SUPPLIED PASSAGE
If you have hiked up Blackerby or another ridge this spring, or taken the tram to tree line, you have seen the early flowers like Cooley buttercups on Gastineau Ridge or bog rosemary in a high muskeg or alpine meadow. "Alpine" usually refers to areas above the "montane" zone and above tree line, also above the "sub-alpine" area where bushes like salmonberry, alder, willow and blueberry dominate. On Gastineau Ridge, areas quite close to tree line can be considered alpine because the exposure to high wind and snowslides discourages brushy growth. On the other hand, there are protected micro-environments much higher that allow patches of brush and trees to survive. In Southeast Alaska, the alpine and sub-alpine zones are so intermingled we tend to refer to them together as alpine.
We can begin to see alpine species like the pale ivory narcissus anemone, pixie eye primrose, alpine azalea, Alaska moss heather and mountain heathers, dwarf willows, and villous cinquefoil on the terrace above the cross, at about 2000-feet elevation. Among the rocks by the trail we may find alp lily and Oeder's lousewort, where later in the season we'll find the inconspicuous alpine bistort, yellow star-flowered sibbaldia, and an occasional bluebell or harebell. Blueberry bushes yield to the six-inch high small-leaved dwarf bilberry at the higher elevations. Different varieties of arnica appear as you ascend, while lupines just get smaller and more woolly. Blue broad-petalled gentian are prolific near the summit of Mount Jumbo late in August, but they appear in just a few spots on the upper trail of Mount Roberts.
Over the next week or two, on the trail between the top of the tram and the cross, and likely on many other trails through muskegs or above tree line, you can find a number of flowers that are also common at lower elevations. They will be at earlier stages of bloom as you go higher. Some favorites are the purplish-blue veined Crane's bill geranium, Alaska violets, yellow stream violets, bunchberry, roseroot, caltha-leaved avens, lupine, starflower, western buttercups, and deer cabbage. Back in Granite Creek Basin or on the loop trail of Mount Roberts, you can find coltsfoot, Sitka burnet, and dwarf rosy twisted stalk with its dark purple, white fringed bell flowers. Alaska saxifrage is blooming right along the trails. Poisonous false hellebore will soon show spires of greenish blooms. Foam flower and fringecup, two more of at least nine members of the saxifrage family on the ridge, grow along the trail to the cross, but they are more common near the protective woods below.

ASSIGNED TASK
Update the passage on alpine wildflowers from "If you have" to "together as alpine.", replacing "Gastineau Ridge" with "Mount Roberts" each time it appears. The records have nothing to do with the passage on alpine wildflowers.

Items from a dataset:
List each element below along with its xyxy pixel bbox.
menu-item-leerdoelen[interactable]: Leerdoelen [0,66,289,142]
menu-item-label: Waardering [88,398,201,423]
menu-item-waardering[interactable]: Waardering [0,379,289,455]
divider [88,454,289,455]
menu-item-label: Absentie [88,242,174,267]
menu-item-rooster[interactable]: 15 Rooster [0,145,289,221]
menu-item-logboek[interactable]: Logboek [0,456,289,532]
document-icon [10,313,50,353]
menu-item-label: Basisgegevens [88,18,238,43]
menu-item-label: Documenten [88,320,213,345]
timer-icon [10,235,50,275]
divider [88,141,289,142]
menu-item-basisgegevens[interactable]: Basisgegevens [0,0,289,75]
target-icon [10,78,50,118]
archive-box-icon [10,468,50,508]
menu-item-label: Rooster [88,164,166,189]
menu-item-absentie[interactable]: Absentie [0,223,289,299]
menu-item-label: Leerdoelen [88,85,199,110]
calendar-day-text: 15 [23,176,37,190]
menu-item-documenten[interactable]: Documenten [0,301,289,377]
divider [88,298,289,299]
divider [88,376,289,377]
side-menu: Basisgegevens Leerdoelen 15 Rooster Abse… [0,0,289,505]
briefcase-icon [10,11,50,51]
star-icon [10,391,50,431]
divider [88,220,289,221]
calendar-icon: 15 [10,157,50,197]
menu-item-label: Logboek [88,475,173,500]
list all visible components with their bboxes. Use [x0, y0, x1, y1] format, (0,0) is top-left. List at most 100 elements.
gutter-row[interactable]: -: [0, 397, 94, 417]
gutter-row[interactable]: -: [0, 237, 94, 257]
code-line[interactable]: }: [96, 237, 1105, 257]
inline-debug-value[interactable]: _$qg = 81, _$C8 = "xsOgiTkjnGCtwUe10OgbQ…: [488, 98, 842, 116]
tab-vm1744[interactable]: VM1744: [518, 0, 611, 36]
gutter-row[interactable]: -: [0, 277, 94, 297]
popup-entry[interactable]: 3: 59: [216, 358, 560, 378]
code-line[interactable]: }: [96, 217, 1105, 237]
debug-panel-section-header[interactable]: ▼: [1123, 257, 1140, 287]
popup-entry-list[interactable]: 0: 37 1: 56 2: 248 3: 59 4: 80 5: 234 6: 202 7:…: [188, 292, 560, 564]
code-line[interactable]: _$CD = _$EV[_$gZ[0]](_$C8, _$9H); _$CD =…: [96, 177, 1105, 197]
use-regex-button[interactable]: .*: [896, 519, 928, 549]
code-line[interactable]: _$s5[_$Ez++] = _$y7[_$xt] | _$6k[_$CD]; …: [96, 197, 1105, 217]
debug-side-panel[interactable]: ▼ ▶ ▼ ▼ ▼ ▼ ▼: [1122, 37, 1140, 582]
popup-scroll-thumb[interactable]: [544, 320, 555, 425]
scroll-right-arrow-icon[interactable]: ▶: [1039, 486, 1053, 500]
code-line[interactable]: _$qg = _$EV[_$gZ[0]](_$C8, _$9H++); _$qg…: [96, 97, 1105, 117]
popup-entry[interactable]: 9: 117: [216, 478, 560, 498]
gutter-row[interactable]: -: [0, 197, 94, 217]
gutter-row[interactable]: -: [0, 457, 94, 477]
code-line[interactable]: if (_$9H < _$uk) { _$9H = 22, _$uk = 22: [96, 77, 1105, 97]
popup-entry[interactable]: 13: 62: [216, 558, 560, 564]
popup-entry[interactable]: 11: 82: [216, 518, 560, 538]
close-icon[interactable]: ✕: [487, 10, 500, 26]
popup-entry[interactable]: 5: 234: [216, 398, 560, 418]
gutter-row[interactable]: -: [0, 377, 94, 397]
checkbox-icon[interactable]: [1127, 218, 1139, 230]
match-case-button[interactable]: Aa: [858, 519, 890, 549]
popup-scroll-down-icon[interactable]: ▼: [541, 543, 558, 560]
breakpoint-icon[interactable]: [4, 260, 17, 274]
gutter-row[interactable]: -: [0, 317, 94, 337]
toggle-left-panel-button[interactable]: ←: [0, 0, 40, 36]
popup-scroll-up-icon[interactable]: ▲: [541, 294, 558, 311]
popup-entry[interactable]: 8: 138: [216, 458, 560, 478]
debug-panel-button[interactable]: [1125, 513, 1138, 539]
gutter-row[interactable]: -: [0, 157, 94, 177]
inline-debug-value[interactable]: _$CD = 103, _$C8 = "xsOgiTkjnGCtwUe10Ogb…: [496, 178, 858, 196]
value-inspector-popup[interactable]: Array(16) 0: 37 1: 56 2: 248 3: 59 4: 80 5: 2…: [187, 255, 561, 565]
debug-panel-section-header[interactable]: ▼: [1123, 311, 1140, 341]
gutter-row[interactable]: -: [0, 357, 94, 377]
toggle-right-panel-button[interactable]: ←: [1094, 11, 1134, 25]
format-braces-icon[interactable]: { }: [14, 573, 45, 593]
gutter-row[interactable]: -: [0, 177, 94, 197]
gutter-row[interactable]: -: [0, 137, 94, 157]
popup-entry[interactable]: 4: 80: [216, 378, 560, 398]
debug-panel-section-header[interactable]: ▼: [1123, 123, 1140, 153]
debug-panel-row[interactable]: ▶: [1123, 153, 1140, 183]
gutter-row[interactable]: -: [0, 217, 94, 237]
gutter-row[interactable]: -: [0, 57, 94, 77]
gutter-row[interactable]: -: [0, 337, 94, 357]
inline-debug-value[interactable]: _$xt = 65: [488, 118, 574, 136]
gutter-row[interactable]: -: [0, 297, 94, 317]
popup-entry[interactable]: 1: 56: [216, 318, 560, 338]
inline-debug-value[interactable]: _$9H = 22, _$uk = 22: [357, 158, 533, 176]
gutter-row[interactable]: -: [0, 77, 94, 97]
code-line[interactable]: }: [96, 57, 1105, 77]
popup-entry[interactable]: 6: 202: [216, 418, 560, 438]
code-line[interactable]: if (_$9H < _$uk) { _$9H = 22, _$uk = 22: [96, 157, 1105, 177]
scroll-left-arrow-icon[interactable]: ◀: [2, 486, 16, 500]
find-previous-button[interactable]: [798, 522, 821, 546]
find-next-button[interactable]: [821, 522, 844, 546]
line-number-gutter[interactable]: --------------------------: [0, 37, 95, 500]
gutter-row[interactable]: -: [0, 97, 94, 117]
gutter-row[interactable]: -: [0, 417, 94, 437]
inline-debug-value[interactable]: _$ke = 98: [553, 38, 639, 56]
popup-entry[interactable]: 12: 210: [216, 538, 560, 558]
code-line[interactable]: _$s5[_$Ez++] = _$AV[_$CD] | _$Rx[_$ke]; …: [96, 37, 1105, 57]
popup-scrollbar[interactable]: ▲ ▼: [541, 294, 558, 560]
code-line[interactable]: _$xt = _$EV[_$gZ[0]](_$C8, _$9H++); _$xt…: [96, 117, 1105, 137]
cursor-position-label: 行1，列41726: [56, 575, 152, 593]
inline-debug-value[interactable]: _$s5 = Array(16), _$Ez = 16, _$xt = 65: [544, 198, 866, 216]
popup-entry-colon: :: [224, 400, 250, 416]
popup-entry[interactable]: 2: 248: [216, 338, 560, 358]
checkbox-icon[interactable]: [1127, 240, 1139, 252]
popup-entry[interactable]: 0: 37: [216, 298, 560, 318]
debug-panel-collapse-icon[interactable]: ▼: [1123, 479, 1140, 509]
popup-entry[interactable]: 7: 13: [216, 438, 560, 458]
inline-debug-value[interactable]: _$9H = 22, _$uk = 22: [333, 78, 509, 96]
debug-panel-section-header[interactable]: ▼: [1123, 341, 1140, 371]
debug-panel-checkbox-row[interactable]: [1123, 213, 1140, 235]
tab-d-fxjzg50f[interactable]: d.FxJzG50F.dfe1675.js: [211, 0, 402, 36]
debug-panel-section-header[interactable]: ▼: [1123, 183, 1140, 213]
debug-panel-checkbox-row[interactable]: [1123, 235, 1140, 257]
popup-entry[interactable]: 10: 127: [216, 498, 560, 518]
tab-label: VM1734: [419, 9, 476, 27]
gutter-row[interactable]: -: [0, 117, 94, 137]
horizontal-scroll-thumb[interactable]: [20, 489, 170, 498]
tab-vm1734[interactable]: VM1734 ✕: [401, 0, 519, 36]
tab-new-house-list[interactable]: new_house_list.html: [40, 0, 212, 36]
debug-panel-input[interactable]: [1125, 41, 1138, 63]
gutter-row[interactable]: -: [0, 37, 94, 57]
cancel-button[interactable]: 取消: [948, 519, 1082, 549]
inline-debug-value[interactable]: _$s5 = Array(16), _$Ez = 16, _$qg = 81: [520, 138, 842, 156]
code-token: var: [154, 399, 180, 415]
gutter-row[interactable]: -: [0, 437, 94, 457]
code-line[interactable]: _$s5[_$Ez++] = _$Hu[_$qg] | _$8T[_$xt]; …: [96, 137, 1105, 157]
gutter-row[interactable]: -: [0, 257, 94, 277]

ANSWER SECTION
If you have hiked up Blackerby or another ridge this spring, or taken the tram to tree line, you have seen the early flowers like Cooley buttercups on Mount Roberts or bog rosemary in a high muskeg or alpine meadow. "Alpine" usually refers to areas above the "montane" zone and above tree line, also above the "sub-alpine" area where bushes like salmonberry, alder, willow and blueberry dominate. On Mount Roberts, areas quite close to tree line can be considered alpine because the exposure to high wind and snowslides discourages brushy growth. On the other hand, there are protected micro-environments much higher that allow patches of brush and trees to survive. In Southeast Alaska, the alpine and sub-alpine zones are so intermingled we tend to refer to them together as alpine.